→ DIRECTIONS
For every line in the data below that contains "BIAS", copy the line.

→ GIVEN RECORDS
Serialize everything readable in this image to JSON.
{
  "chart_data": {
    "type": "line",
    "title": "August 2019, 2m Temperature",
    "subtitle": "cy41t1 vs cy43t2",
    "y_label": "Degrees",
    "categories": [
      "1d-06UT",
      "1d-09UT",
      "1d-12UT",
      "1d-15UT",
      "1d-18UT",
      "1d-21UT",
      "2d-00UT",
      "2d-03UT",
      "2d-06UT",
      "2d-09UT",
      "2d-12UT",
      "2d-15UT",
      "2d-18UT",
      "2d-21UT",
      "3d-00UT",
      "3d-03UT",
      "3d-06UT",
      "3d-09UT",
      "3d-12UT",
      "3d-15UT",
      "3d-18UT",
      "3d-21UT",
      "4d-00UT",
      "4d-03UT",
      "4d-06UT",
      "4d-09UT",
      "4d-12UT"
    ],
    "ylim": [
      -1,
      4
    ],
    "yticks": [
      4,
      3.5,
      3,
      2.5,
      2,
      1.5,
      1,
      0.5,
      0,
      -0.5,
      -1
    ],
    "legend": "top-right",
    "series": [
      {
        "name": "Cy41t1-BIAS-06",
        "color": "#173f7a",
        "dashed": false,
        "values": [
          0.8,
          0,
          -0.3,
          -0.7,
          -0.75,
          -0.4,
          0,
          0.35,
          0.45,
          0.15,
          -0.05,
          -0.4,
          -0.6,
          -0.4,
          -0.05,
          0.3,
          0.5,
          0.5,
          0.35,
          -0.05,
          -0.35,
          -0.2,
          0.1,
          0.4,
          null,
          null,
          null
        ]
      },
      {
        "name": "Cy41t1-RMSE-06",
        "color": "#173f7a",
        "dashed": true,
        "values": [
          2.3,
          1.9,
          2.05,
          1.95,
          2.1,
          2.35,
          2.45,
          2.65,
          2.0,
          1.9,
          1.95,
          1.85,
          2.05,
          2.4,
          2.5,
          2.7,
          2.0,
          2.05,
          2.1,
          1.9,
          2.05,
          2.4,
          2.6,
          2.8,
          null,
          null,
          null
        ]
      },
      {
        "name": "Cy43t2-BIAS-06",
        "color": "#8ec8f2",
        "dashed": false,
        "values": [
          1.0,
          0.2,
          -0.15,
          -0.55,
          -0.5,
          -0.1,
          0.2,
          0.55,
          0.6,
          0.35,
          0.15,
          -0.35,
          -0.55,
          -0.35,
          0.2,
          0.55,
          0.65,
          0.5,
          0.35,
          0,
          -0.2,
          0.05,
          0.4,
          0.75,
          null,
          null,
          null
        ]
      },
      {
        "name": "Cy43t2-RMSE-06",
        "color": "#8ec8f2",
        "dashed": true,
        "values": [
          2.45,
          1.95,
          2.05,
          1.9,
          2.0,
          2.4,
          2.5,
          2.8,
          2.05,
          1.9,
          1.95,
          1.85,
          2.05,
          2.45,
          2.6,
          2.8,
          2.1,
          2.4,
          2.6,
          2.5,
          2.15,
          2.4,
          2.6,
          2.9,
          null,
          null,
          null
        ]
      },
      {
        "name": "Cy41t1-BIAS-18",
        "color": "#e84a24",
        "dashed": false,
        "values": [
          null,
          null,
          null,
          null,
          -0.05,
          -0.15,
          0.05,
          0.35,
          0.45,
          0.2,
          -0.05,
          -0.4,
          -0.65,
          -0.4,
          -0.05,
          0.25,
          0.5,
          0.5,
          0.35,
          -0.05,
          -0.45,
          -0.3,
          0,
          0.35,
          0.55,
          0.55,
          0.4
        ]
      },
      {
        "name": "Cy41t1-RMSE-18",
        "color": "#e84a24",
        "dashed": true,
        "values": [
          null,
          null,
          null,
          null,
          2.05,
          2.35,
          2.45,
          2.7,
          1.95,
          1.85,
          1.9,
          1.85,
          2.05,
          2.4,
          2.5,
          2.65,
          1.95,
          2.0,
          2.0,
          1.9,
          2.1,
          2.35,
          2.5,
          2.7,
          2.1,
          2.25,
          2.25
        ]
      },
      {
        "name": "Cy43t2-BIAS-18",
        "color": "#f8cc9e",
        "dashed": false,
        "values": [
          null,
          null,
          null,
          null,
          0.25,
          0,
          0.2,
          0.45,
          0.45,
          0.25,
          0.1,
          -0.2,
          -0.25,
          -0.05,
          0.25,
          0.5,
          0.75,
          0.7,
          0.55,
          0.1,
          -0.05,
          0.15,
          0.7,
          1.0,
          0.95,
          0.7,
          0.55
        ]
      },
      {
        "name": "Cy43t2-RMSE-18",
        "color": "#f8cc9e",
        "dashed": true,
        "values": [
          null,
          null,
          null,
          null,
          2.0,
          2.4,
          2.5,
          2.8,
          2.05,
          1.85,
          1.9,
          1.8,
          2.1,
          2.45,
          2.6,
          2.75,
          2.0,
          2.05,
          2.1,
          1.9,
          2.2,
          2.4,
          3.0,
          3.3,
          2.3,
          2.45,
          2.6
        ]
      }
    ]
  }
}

→ OUTPUT OF THE EXERCISE
        "name": "Cy41t1-BIAS-06",
        "name": "Cy43t2-BIAS-06",
        "name": "Cy41t1-BIAS-18",
        "name": "Cy43t2-BIAS-18",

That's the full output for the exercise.